■ What is being asked
Quote the listing below in full and exactly as written, but omit every picture.

◆ ◆ ◆ ◆ ◆

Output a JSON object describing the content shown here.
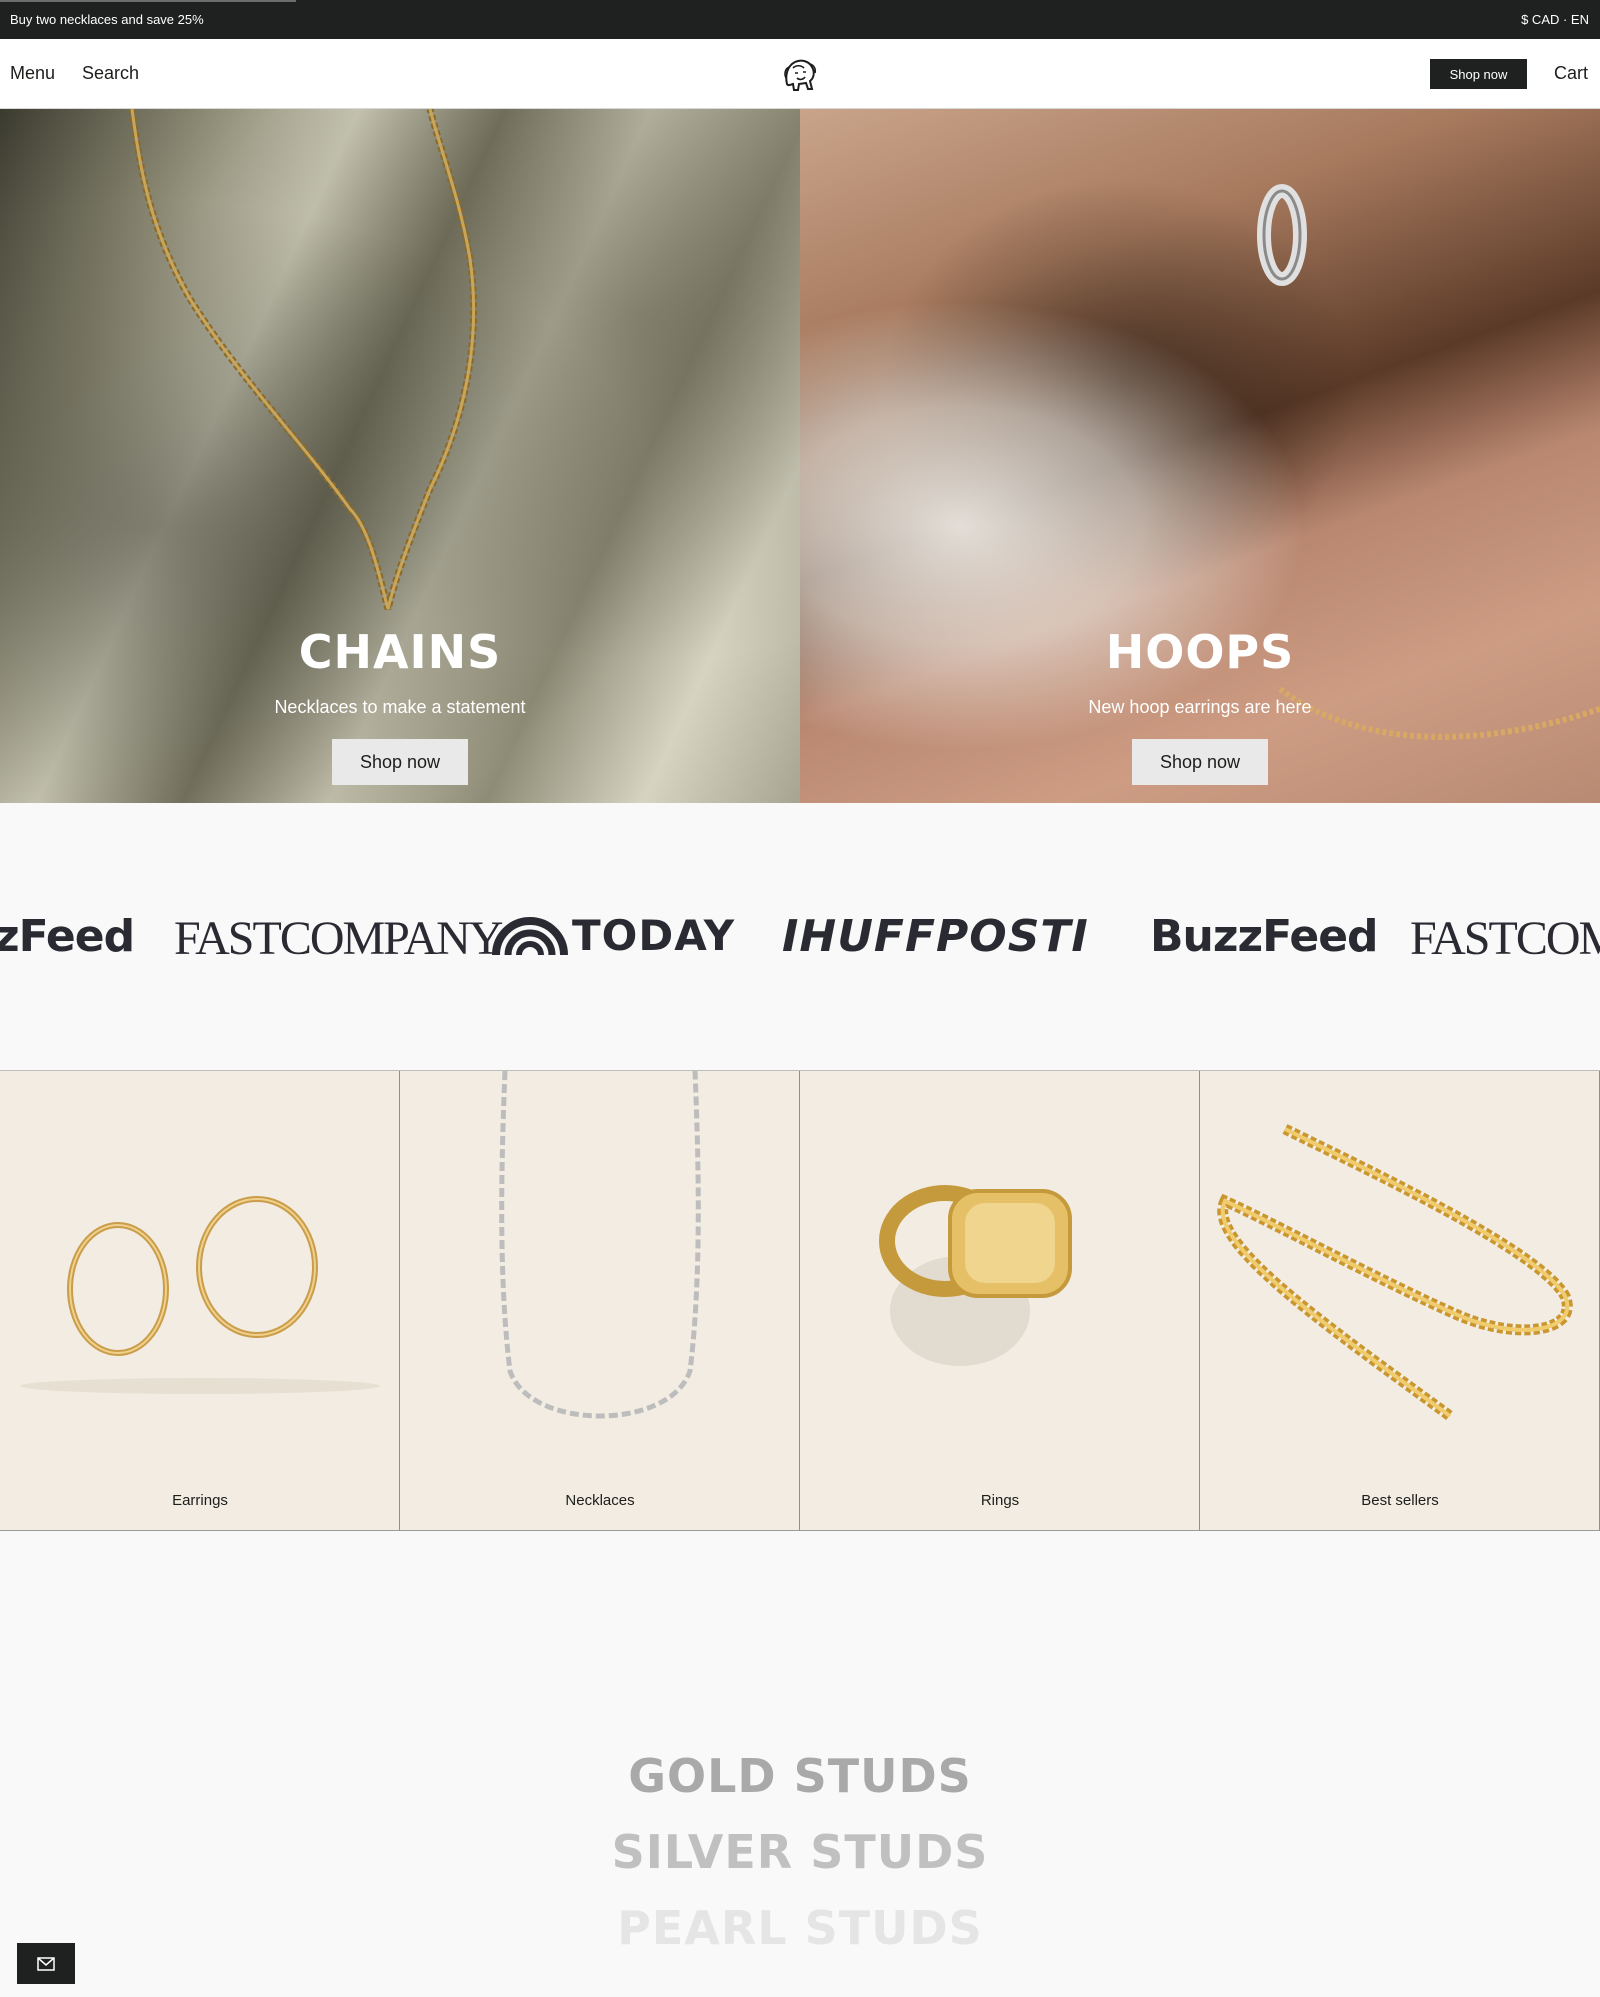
{
  "announcement": {
    "message": "Buy two necklaces and save 25%",
    "locale": "$ CAD · EN"
  },
  "header": {
    "menu": "Menu",
    "search": "Search",
    "shop_now": "Shop now",
    "cart": "Cart",
    "logo_icon": "lion-logo-icon"
  },
  "hero": [
    {
      "title": "CHAINS",
      "subtitle": "Necklaces to make a statement",
      "cta": "Shop now"
    },
    {
      "title": "HOOPS",
      "subtitle": "New hoop earrings are here",
      "cta": "Shop now"
    }
  ],
  "press": [
    "zFeed",
    "FASTCOMPANY",
    "TODAY",
    "IHUFFPOSTI",
    "BuzzFeed",
    "FASTCOMPA"
  ],
  "categories": [
    {
      "label": "Earrings"
    },
    {
      "label": "Necklaces"
    },
    {
      "label": "Rings"
    },
    {
      "label": "Best sellers"
    }
  ],
  "studs": [
    "GOLD STUDS",
    "SILVER STUDS",
    "PEARL STUDS"
  ],
  "footer": {
    "mail_icon": "mail-icon"
  },
  "colors": {
    "dark": "#1e211f",
    "category_bg": "#f2ece2",
    "page_bg": "#f9f9f9"
  }
}
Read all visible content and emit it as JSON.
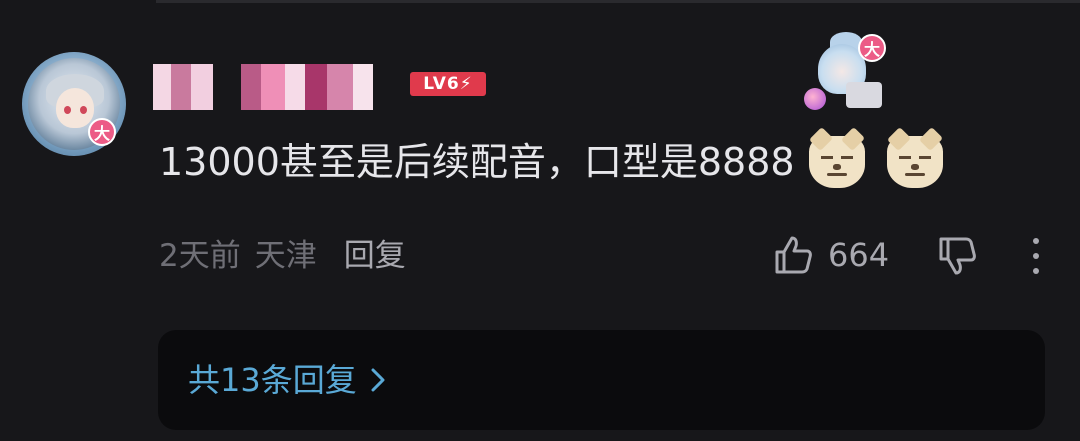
{
  "comment": {
    "level_badge": "LV6",
    "user_badge": "大",
    "text": "13000甚至是后续配音，口型是8888",
    "emotes": [
      "dog-emote-icon",
      "dog-emote-icon"
    ],
    "time": "2天前",
    "location": "天津",
    "reply_label": "回复",
    "like_count": "664"
  },
  "replies": {
    "label": "共13条回复"
  },
  "colors": {
    "background": "#17171a",
    "level_badge": "#e03a4c",
    "link": "#5aa9d6",
    "user_badge": "#ec5b86"
  }
}
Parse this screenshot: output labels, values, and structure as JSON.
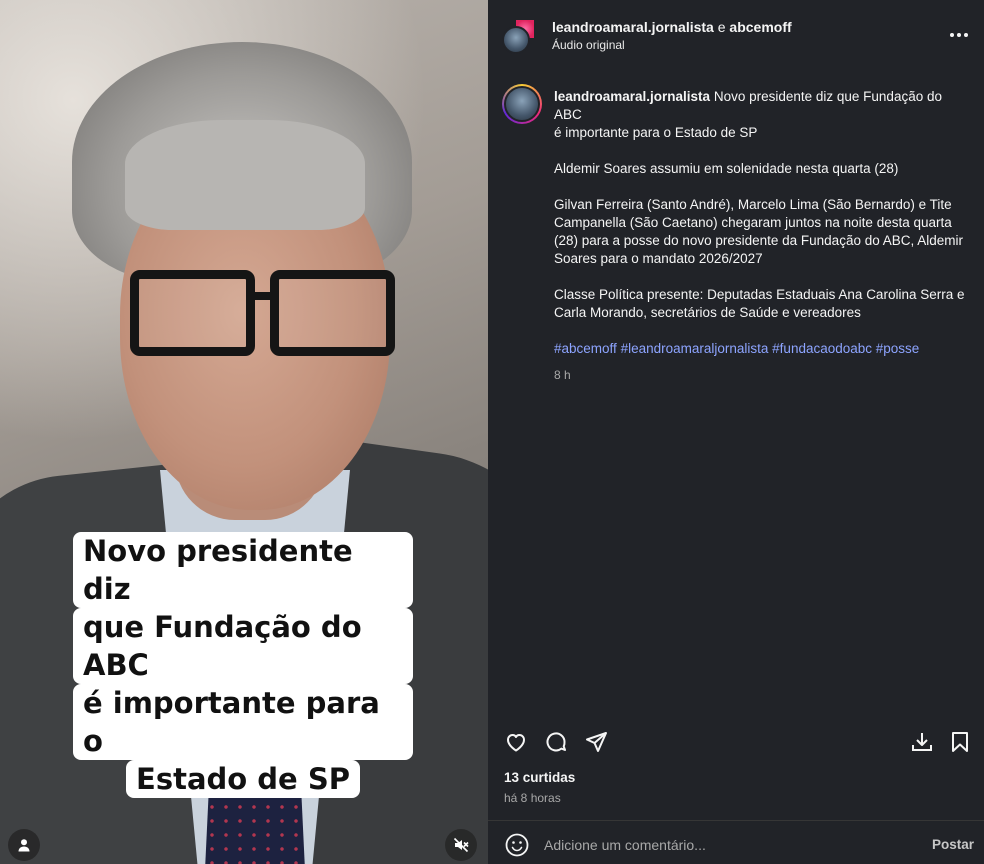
{
  "video": {
    "caption_lines": [
      "Novo presidente diz",
      "que Fundação do ABC",
      "é importante para o",
      "Estado de SP"
    ]
  },
  "header": {
    "author": "leandroamaral.jornalista",
    "connector": "e",
    "coauthor": "abcemoff",
    "audio": "Áudio original"
  },
  "post": {
    "author": "leandroamaral.jornalista",
    "lines": [
      "Novo presidente diz que Fundação do ABC",
      "é importante para o Estado de SP",
      "Aldemir Soares assumiu em solenidade nesta quarta (28)",
      "Gilvan Ferreira (Santo André), Marcelo Lima (São Bernardo) e Tite Campanella (São Caetano) chegaram juntos na noite desta quarta (28) para a posse do novo presidente da Fundação do ABC, Aldemir Soares para o mandato 2026/2027",
      "Classe Política presente: Deputadas Estaduais Ana Carolina Serra e Carla Morando, secretários de Saúde e vereadores"
    ],
    "hashtags": [
      "#abcemoff",
      "#leandroamaraljornalista",
      "#fundacaodoabc",
      "#posse"
    ],
    "time": "8 h"
  },
  "stats": {
    "likes": "13 curtidas",
    "ago": "há 8 horas"
  },
  "comment": {
    "placeholder": "Adicione um comentário...",
    "submit_label": "Postar"
  },
  "icons": {
    "like": "heart-icon",
    "comment": "comment-icon",
    "share": "send-icon",
    "download": "download-icon",
    "save": "bookmark-icon",
    "more": "more-icon",
    "mute": "muted-speaker-icon",
    "tagged": "user-icon",
    "emoji": "emoji-icon"
  },
  "colors": {
    "panel_bg": "#212328",
    "hashtag": "#8da4ff",
    "muted_text": "#a8a8a8"
  }
}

◆ ◆ ◆ ◆ ◆

■ The result
Output a JSON object describing the content shown here.
{
  "announcement": {
    "message": "Buy two necklaces and save 25%",
    "locale": "$ CAD · EN"
  },
  "header": {
    "menu": "Menu",
    "search": "Search",
    "shop_now": "Shop now",
    "cart": "Cart",
    "logo_icon": "lion-logo-icon"
  },
  "hero": [
    {
      "title": "CHAINS",
      "subtitle": "Necklaces to make a statement",
      "cta": "Shop now"
    },
    {
      "title": "HOOPS",
      "subtitle": "New hoop earrings are here",
      "cta": "Shop now"
    }
  ],
  "press": [
    "zFeed",
    "FASTCOMPANY",
    "TODAY",
    "IHUFFPOSTI",
    "BuzzFeed",
    "FASTCOMPA"
  ],
  "categories": [
    {
      "label": "Earrings"
    },
    {
      "label": "Necklaces"
    },
    {
      "label": "Rings"
    },
    {
      "label": "Best sellers"
    }
  ],
  "studs": [
    "GOLD STUDS",
    "SILVER STUDS",
    "PEARL STUDS"
  ],
  "footer": {
    "mail_icon": "mail-icon"
  },
  "colors": {
    "dark": "#1e211f",
    "category_bg": "#f2ece2",
    "page_bg": "#f9f9f9"
  }
}
Read all visible content and emit it as JSON.
{
  "comment": {
    "level_badge": "LV6",
    "user_badge": "大",
    "text": "13000甚至是后续配音，口型是8888",
    "emotes": [
      "dog-emote-icon",
      "dog-emote-icon"
    ],
    "time": "2天前",
    "location": "天津",
    "reply_label": "回复",
    "like_count": "664"
  },
  "replies": {
    "label": "共13条回复"
  },
  "colors": {
    "background": "#17171a",
    "level_badge": "#e03a4c",
    "link": "#5aa9d6",
    "user_badge": "#ec5b86"
  }
}
Parse this screenshot: output labels, values, and structure as JSON.
{
  "video": {
    "caption_lines": [
      "Novo presidente diz",
      "que Fundação do ABC",
      "é importante para o",
      "Estado de SP"
    ]
  },
  "header": {
    "author": "leandroamaral.jornalista",
    "connector": "e",
    "coauthor": "abcemoff",
    "audio": "Áudio original"
  },
  "post": {
    "author": "leandroamaral.jornalista",
    "lines": [
      "Novo presidente diz que Fundação do ABC",
      "é importante para o Estado de SP",
      "Aldemir Soares assumiu em solenidade nesta quarta (28)",
      "Gilvan Ferreira (Santo André), Marcelo Lima (São Bernardo) e Tite Campanella (São Caetano) chegaram juntos na noite desta quarta (28) para a posse do novo presidente da Fundação do ABC, Aldemir Soares para o mandato 2026/2027",
      "Classe Política presente: Deputadas Estaduais Ana Carolina Serra e Carla Morando, secretários de Saúde e vereadores"
    ],
    "hashtags": [
      "#abcemoff",
      "#leandroamaraljornalista",
      "#fundacaodoabc",
      "#posse"
    ],
    "time": "8 h"
  },
  "stats": {
    "likes": "13 curtidas",
    "ago": "há 8 horas"
  },
  "comment": {
    "placeholder": "Adicione um comentário...",
    "submit_label": "Postar"
  },
  "icons": {
    "like": "heart-icon",
    "comment": "comment-icon",
    "share": "send-icon",
    "download": "download-icon",
    "save": "bookmark-icon",
    "more": "more-icon",
    "mute": "muted-speaker-icon",
    "tagged": "user-icon",
    "emoji": "emoji-icon"
  },
  "colors": {
    "panel_bg": "#212328",
    "hashtag": "#8da4ff",
    "muted_text": "#a8a8a8"
  }
}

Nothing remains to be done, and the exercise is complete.